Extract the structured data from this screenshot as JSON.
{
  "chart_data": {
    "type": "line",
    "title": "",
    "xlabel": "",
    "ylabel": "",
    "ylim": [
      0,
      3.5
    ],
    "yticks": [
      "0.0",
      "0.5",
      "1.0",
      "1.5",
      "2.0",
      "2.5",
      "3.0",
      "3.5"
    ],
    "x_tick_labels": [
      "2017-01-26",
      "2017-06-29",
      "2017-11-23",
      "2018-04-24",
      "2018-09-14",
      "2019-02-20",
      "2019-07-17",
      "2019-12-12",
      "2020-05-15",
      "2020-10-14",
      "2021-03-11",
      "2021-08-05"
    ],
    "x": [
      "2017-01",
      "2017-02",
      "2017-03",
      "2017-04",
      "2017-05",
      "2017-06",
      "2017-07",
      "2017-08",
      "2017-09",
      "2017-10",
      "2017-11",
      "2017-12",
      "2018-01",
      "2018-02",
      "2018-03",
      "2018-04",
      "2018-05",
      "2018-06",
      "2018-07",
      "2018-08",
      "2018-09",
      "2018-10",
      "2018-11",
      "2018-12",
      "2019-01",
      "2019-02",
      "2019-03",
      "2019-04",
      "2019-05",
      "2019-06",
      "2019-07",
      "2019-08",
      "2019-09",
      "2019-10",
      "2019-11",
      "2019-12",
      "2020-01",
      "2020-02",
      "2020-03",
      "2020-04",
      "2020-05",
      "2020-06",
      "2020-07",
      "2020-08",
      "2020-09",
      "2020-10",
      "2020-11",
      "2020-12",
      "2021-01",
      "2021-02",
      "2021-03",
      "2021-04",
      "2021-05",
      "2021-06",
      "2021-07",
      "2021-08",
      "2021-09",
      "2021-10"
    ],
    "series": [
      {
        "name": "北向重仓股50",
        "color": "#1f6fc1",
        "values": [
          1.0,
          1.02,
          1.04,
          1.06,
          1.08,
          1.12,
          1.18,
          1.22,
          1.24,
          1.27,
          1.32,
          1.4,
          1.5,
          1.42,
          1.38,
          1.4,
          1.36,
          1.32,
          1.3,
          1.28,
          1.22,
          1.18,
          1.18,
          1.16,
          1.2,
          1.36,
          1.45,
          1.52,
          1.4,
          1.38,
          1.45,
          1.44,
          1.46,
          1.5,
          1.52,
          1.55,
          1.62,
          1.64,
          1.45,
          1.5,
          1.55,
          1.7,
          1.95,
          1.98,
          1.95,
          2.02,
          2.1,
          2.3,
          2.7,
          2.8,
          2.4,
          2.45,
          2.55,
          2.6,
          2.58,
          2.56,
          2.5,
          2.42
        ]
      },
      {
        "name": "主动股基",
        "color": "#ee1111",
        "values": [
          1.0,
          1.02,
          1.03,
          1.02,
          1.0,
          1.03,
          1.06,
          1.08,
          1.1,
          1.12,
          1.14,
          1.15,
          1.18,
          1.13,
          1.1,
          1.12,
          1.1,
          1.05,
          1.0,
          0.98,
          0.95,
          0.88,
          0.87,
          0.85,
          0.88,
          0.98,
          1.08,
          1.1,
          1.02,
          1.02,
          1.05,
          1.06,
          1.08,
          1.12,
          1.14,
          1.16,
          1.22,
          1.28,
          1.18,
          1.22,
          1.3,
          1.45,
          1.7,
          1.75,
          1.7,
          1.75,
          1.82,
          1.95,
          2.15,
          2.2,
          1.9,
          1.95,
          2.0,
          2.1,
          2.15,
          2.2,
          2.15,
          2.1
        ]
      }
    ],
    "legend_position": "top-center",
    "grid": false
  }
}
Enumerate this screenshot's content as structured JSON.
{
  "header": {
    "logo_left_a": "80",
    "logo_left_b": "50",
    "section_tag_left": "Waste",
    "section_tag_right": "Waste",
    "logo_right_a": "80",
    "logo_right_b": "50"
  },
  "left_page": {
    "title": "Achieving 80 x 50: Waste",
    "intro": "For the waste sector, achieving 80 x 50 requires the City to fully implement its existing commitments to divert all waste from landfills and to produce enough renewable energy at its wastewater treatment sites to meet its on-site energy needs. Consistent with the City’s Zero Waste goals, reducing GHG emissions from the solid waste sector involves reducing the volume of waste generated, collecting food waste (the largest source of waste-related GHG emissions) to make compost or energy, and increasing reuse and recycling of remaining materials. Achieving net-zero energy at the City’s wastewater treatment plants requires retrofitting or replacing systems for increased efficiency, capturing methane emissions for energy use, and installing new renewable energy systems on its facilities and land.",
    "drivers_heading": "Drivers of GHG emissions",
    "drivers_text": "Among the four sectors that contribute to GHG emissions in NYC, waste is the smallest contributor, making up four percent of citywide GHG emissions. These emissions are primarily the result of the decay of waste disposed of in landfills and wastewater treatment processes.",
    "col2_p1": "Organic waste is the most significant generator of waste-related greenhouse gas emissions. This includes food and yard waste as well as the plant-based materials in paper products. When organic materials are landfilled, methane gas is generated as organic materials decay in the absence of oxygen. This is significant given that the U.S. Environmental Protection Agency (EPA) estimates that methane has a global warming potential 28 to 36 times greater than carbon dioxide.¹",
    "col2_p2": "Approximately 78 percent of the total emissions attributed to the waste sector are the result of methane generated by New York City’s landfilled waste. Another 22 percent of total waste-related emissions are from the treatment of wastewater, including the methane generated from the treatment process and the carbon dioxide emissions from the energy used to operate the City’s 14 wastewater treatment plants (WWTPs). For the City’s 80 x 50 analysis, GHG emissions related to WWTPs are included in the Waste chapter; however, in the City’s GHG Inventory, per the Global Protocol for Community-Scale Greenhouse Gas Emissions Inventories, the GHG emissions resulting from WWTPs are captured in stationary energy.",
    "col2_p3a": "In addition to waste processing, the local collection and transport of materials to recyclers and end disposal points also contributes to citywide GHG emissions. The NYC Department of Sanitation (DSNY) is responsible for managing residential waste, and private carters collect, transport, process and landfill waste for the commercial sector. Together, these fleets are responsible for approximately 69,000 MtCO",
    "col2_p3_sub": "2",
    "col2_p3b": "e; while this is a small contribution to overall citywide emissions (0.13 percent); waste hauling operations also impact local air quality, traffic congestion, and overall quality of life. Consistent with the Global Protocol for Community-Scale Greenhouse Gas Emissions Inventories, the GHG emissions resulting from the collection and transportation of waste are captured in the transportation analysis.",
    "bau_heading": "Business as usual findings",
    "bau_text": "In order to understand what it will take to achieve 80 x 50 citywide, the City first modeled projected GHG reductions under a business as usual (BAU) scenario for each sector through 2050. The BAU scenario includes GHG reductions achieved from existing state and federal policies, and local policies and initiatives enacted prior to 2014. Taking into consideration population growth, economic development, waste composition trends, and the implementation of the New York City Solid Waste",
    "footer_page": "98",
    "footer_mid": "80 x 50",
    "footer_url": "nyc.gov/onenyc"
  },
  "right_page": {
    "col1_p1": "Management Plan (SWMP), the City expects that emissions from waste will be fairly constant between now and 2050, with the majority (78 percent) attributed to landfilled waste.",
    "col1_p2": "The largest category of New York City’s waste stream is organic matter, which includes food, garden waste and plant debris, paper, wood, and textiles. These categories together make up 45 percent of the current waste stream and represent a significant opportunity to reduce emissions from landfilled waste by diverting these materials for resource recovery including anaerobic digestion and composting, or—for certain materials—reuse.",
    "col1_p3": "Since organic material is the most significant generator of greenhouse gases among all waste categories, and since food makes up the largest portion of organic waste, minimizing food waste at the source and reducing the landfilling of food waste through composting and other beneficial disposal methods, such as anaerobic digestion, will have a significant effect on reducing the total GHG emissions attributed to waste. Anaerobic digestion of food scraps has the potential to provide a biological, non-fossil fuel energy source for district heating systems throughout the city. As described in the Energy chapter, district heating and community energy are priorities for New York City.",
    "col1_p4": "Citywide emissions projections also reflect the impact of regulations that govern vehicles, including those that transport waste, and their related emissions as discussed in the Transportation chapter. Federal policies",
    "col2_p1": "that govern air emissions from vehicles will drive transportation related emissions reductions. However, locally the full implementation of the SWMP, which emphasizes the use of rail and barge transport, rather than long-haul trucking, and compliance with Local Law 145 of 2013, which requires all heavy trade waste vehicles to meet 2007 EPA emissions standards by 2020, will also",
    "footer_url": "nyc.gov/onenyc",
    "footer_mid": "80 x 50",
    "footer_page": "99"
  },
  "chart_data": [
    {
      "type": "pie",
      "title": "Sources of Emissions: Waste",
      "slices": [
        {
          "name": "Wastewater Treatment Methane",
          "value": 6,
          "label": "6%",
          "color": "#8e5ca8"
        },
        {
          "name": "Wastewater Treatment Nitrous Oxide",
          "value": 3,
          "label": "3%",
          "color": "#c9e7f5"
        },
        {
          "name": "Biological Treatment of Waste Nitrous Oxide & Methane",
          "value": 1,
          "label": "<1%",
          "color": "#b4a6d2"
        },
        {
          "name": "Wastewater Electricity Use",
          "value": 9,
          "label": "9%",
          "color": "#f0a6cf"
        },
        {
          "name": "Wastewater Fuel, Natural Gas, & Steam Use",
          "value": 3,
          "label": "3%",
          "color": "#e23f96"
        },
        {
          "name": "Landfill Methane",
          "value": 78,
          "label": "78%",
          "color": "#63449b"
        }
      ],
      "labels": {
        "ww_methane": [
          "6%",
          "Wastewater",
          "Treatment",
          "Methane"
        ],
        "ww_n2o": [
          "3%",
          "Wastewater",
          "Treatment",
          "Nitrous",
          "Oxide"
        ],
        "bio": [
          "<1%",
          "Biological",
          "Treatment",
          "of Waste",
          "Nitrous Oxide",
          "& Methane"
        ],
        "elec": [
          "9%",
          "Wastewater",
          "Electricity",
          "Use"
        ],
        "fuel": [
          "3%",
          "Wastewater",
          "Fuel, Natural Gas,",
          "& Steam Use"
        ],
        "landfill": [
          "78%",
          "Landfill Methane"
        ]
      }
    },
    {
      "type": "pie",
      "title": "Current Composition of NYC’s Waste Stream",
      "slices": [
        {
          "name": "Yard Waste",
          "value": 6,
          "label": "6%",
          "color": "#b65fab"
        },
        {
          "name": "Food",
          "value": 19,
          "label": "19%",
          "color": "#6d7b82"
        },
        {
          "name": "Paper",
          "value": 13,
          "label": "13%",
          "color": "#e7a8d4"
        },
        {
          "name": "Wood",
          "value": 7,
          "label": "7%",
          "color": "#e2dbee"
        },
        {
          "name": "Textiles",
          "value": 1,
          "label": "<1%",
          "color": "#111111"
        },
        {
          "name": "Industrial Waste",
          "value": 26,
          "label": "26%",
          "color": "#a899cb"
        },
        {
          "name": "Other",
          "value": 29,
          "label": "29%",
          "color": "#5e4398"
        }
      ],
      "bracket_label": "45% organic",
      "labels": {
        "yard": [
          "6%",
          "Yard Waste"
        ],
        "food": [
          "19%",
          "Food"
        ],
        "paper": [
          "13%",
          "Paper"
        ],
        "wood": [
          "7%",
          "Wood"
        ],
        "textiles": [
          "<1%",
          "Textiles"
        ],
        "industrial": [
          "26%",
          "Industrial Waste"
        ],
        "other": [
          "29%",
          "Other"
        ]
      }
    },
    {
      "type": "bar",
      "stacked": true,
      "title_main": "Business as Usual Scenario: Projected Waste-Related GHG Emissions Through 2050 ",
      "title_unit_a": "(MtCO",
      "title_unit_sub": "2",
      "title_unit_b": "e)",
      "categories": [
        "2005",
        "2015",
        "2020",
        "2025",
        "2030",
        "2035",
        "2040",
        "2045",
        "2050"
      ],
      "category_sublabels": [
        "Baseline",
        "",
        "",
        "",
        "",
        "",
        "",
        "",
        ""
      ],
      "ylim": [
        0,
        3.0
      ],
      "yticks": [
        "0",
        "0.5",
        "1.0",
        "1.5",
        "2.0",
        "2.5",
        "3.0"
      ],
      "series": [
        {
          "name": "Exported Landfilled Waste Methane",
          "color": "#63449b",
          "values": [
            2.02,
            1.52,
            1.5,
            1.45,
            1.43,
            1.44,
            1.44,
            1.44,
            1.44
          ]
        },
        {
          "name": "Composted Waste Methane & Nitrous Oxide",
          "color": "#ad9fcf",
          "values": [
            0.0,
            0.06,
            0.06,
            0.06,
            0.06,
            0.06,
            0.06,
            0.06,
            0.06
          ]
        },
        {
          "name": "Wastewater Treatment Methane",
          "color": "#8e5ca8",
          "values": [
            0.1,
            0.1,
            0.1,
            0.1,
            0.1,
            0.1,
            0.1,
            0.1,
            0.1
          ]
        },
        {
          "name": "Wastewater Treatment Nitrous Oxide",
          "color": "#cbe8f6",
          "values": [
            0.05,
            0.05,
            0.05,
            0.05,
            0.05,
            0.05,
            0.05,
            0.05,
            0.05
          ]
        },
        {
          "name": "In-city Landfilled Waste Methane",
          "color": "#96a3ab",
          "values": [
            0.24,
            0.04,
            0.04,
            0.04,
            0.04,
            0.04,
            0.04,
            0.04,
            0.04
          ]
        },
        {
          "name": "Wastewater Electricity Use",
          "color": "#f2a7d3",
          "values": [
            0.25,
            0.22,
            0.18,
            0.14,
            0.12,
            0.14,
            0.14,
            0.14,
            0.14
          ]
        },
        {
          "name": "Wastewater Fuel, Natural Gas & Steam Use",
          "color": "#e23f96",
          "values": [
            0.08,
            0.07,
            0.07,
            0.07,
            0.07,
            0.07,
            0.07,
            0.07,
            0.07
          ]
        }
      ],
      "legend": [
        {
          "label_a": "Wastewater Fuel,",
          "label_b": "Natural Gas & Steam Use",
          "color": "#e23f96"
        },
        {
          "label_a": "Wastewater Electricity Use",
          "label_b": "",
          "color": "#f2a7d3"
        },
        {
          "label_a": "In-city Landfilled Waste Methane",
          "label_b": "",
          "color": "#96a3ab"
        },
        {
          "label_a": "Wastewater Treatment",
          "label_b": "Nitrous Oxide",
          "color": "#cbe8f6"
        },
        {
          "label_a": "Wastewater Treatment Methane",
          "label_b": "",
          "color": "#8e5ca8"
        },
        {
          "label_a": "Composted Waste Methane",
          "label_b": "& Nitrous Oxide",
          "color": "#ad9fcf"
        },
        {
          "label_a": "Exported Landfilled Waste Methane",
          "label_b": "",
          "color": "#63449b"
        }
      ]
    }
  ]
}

• **Given exercise**: Select the lines in this material that hold the word "disposal", leaving none out.

• **Result for this exercise**:
    "col2_p3a": "In addition to waste processing, the local collection and transport of materials to recyclers and end disposal points also contributes to citywide GHG emissions. The NYC Department of Sanitation (DSNY) is responsible for managing residential waste, and private carters collect, transport, process and landfill waste for the commercial sector. Together, these fleets are responsible for approximately 69,000 MtCO",
    "col1_p3": "Since organic material is the most significant generator of greenhouse gases among all waste categories, and since food makes up the largest portion of organic waste, minimizing food waste at the source and reducing the landfilling of food waste through composting and other beneficial disposal methods, such as anaerobic digestion, will have a significant effect on reducing the total GHG emissions attributed to waste. Anaerobic digestion of food scraps has the potential to provide a biological, non-fossil fuel energy source for district heating systems throughout the city. As described in the Energy chapter, district heating and community energy are priorities for New York City.",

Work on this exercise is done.